§ Do this:
Exactly as written, quote every line that follows, skipping the images.
Start of Data for the task
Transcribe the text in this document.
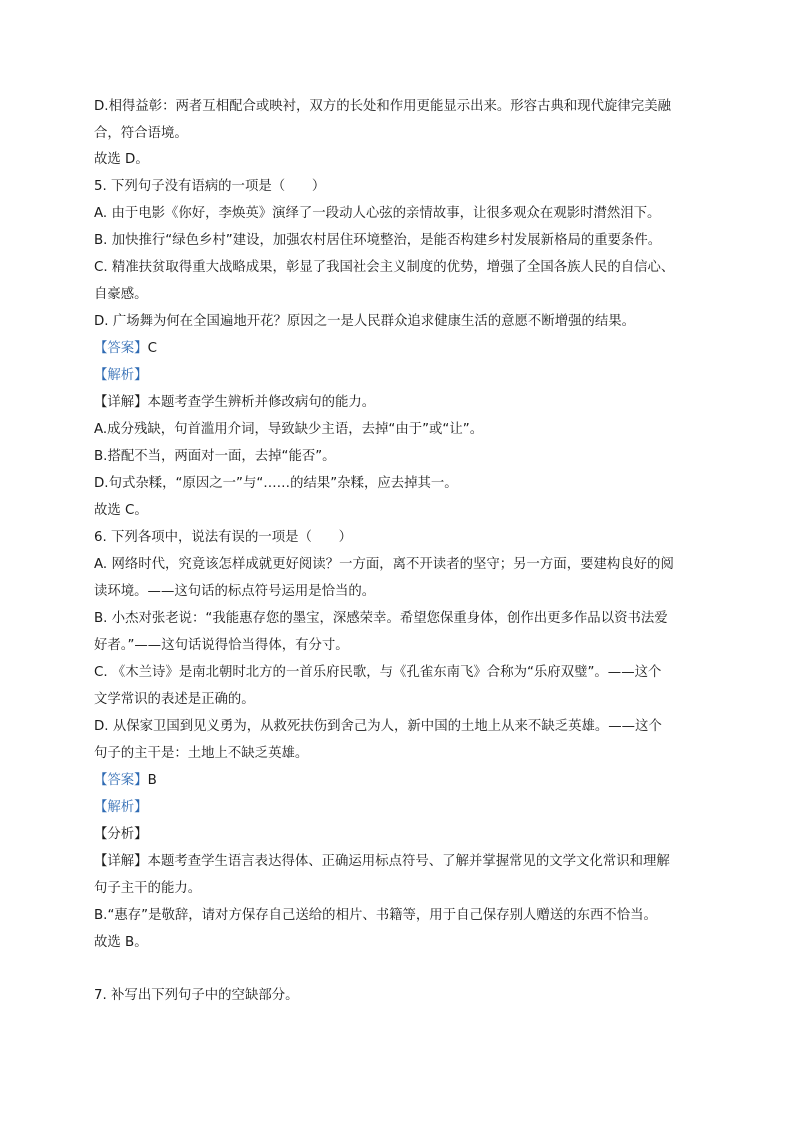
D.相得益彰：两者互相配合或映衬，双方的长处和作用更能显示出来。形容古典和现代旋律完美融

合，符合语境。

故选 D。

5. 下列句子没有语病的一项是（　　）

A. 由于电影《你好，李焕英》演绎了一段动人心弦的亲情故事，让很多观众在观影时潸然泪下。

B. 加快推行“绿色乡村”建设，加强农村居住环境整治，是能否构建乡村发展新格局的重要条件。

C. 精准扶贫取得重大战略成果，彰显了我国社会主义制度的优势，增强了全国各族人民的自信心、

自豪感。

D. 广场舞为何在全国遍地开花？原因之一是人民群众追求健康生活的意愿不断增强的结果。

【答案】C

【解析】

【详解】本题考查学生辨析并修改病句的能力。

A.成分残缺，句首滥用介词，导致缺少主语，去掉“由于”或“让”。

B.搭配不当，两面对一面，去掉“能否”。

D.句式杂糅，“原因之一”与“……的结果”杂糅，应去掉其一。

故选 C。

6. 下列各项中，说法有误的一项是（　　）

A. 网络时代，究竟该怎样成就更好阅读？一方面，离不开读者的坚守；另一方面，要建构良好的阅

读环境。——这句话的标点符号运用是恰当的。

B. 小杰对张老说：“我能惠存您的墨宝，深感荣幸。希望您保重身体，创作出更多作品以资书法爱

好者。”——这句话说得恰当得体，有分寸。

C. 《木兰诗》是南北朝时北方的一首乐府民歌，与《孔雀东南飞》合称为“乐府双璧”。——这个

文学常识的表述是正确的。

D. 从保家卫国到见义勇为，从救死扶伤到舍己为人，新中国的土地上从来不缺乏英雄。——这个

句子的主干是：土地上不缺乏英雄。

【答案】B

【解析】

【分析】

【详解】本题考查学生语言表达得体、正确运用标点符号、了解并掌握常见的文学文化常识和理解

句子主干的能力。

B.“惠存”是敬辞，请对方保存自己送给的相片、书籍等，用于自己保存别人赠送的东西不恰当。

故选 B。

7. 补写出下列句子中的空缺部分。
End of Data for the task
§ Solution below:
Transcribe the text in this document.
D.相得益彰：两者互相配合或映衬，双方的长处和作用更能显示出来。形容古典和现代旋律完美融

合，符合语境。

故选 D。

5. 下列句子没有语病的一项是（　　）

A. 由于电影《你好，李焕英》演绎了一段动人心弦的亲情故事，让很多观众在观影时潸然泪下。

B. 加快推行“绿色乡村”建设，加强农村居住环境整治，是能否构建乡村发展新格局的重要条件。

C. 精准扶贫取得重大战略成果，彰显了我国社会主义制度的优势，增强了全国各族人民的自信心、

自豪感。

D. 广场舞为何在全国遍地开花？原因之一是人民群众追求健康生活的意愿不断增强的结果。

【答案】C

【解析】

【详解】本题考查学生辨析并修改病句的能力。

A.成分残缺，句首滥用介词，导致缺少主语，去掉“由于”或“让”。

B.搭配不当，两面对一面，去掉“能否”。

D.句式杂糅，“原因之一”与“……的结果”杂糅，应去掉其一。

故选 C。

6. 下列各项中，说法有误的一项是（　　）

A. 网络时代，究竟该怎样成就更好阅读？一方面，离不开读者的坚守；另一方面，要建构良好的阅

读环境。——这句话的标点符号运用是恰当的。

B. 小杰对张老说：“我能惠存您的墨宝，深感荣幸。希望您保重身体，创作出更多作品以资书法爱

好者。”——这句话说得恰当得体，有分寸。

C. 《木兰诗》是南北朝时北方的一首乐府民歌，与《孔雀东南飞》合称为“乐府双璧”。——这个

文学常识的表述是正确的。

D. 从保家卫国到见义勇为，从救死扶伤到舍己为人，新中国的土地上从来不缺乏英雄。——这个

句子的主干是：土地上不缺乏英雄。

【答案】B

【解析】

【分析】

【详解】本题考查学生语言表达得体、正确运用标点符号、了解并掌握常见的文学文化常识和理解

句子主干的能力。

B.“惠存”是敬辞，请对方保存自己送给的相片、书籍等，用于自己保存别人赠送的东西不恰当。

故选 B。

7. 补写出下列句子中的空缺部分。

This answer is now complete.